● WHAT IS NEEDED
Copy the passage of the Arenas Valley post office text from "My family’s mailbox, Box" to "except in fantasy.", and swap "Box 28" for "Box 41" each time it appears.

++++ EXCERPT

My friends and I assumed that Hazel took special interest in all our activities. Danny Sanders and I once proudly went to the post office to show her our latest acquisition, gathered in our endless hunt for zoological specimens who might but never did become pets. The creature that we wanted to show Hazel was very large, rather angry bullsnake. Hazel’s response shocked us, and probably the snake, too: She screamed. It was no girlish “Eek!” — it was a full-throated, adrenalin-charged scream. Danny and I retreated, alarmed that our invasion of the post office might have killed Hazel.

Hazel’s daughter, Suzy, told me in an email several years ago that Hazel, who died in 1985, served for 33 years as Arenas Valley’s postmaster. By that time, the post office had been moved out to Highway 180, and soon after that the ugly old building that had served as the Arenas Valley Post Office was demolished and replaced by a double-wide trailer.

~ ~ ~

When I in eighth grade, I wrote a descriptive paragraph about the Arenas Valley post office for my English teacher, Miss Inez Rhodes. My wife, Susan, recently re-discovered the paragraph in an old scrapbook; coincidentally, it is dated October 4, 1956, her 11th birthday.

I don’t recall whether I wrote it in class or as a homework assignment. I received an “A” for content and an A- for “mechanics” — spelling, grammar, punctuation, and layout, and I suppose penmanship. My handwriting was the worst in my class. If you wish, you can try to read the original in a larger image, but the following transcription will be kinder to your eyes:

Box 28

These post office mailboxes, known as mail cubbies, are similar to the ones used in the Arenas Valley post office. ~ Image courtesy of Wikipedia

My family’s mailbox, Box 28, was one of several cubbyholes or mail cubbies to the left of the ornate wicket, featuring decorative, cast-metal doors with two-factor alphabetic combination locks. We unlocked it by twisting the pointer a full revolution or more clockwise to N, then counter-clockwise to C. It was simplest password in history! Once, when Hazel was absent, I opened Box 28 and reached all the way in and felt around to see if I could get mail out of other, nearby boxes. I could! Easily! I didn’t take a thing — I was no thief, except in fantasy.

Stamps at the wicket

I joined the Boy Scouts in the early 1950s, about the same time that some new friends, sons of one of my dad’s business friends, introduced me to stamp collecting. As a result, I became a regular customer at the post office, anxiously anticipating the release of new commemorative stamps and hoping to earn a stamp collecting merit badge (which I did).

Hazel played her role perfectly. From behind her wicket, she would show me new issues that she had received and would sort through sheets of stamps to search for perfectly centred stamps. Hazel, unlike the great majority of today’s so-called “postal clerks,” actually understood what collectors wanted and was always careful to separated stamps from their sheets with surgical precision. I usually bought single stamps for my Ambassador Album For Stamps Of The World and plate blocks of four, which I stored in small stockbook with pages consisting of glassine pockets.

Stamps I purchased in Arenas Valley, starting in 1952 when I was only nine years old.

Stamps on approval

As a Boy Scout, I received the monthly mailing of Boys’ Life magazine. When each new issue arrived, at first I skipped the articles and went straight to the classifieds where there was always a full page of ads, and sometimes more, for stamps on approval.

A Garcelon Stamp Company classified ad from Boys’ Life magazine.

++++++++
++++ DATA EXTRACT

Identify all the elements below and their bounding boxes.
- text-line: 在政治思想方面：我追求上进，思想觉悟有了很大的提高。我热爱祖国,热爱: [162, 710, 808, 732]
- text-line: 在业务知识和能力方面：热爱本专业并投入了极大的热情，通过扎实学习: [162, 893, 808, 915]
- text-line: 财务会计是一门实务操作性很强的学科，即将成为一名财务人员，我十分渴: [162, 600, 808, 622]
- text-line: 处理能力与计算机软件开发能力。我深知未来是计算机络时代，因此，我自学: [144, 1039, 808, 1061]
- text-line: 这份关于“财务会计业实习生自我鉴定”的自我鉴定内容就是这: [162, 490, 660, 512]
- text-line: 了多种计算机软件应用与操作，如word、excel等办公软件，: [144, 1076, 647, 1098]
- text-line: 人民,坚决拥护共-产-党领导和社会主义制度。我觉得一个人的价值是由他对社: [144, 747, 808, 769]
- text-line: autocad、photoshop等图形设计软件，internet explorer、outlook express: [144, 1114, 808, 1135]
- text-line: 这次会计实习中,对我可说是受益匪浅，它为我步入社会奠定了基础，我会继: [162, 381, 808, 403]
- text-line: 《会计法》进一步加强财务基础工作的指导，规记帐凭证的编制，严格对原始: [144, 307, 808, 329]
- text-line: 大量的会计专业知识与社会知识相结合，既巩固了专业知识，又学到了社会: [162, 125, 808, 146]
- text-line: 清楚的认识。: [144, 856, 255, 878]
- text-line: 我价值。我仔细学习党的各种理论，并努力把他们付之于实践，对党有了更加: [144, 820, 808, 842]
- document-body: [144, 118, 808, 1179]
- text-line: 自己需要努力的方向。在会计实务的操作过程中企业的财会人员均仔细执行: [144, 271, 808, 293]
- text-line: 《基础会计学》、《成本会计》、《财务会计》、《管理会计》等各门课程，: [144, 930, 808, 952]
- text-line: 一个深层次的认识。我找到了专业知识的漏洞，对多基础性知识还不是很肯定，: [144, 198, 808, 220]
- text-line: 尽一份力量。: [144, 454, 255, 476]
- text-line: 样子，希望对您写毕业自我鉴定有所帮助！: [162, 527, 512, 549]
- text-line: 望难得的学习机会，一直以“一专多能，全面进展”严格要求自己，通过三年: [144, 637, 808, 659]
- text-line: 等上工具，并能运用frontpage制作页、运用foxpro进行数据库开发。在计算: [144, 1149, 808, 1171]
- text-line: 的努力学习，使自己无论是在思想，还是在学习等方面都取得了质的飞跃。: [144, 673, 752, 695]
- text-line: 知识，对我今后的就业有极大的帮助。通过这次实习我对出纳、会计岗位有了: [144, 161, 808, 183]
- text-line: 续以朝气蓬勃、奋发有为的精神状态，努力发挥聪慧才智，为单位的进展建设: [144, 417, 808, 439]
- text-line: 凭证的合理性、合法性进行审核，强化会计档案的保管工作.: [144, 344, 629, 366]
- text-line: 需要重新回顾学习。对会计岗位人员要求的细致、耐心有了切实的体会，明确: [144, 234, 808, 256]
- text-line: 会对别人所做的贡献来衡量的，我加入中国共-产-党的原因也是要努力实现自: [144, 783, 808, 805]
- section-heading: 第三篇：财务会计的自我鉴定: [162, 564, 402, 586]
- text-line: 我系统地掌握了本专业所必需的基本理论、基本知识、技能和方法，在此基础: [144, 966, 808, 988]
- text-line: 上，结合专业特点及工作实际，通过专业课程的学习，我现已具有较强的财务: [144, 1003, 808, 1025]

++++++++

● SOLUTION TO THE EXERCISE
My family’s mailbox, Box 41, was one of several cubbyholes or mail cubbies to the left of the ornate wicket, featuring decorative, cast-metal doors with two-factor alphabetic combination locks. We unlocked it by twisting the pointer a full revolution or more clockwise to N, then counter-clockwise to C. It was simplest password in history! Once, when Hazel was absent, I opened Box 41 and reached all the way in and felt around to see if I could get mail out of other, nearby boxes. I could! Easily! I didn’t take a thing — I was no thief, except in fantasy.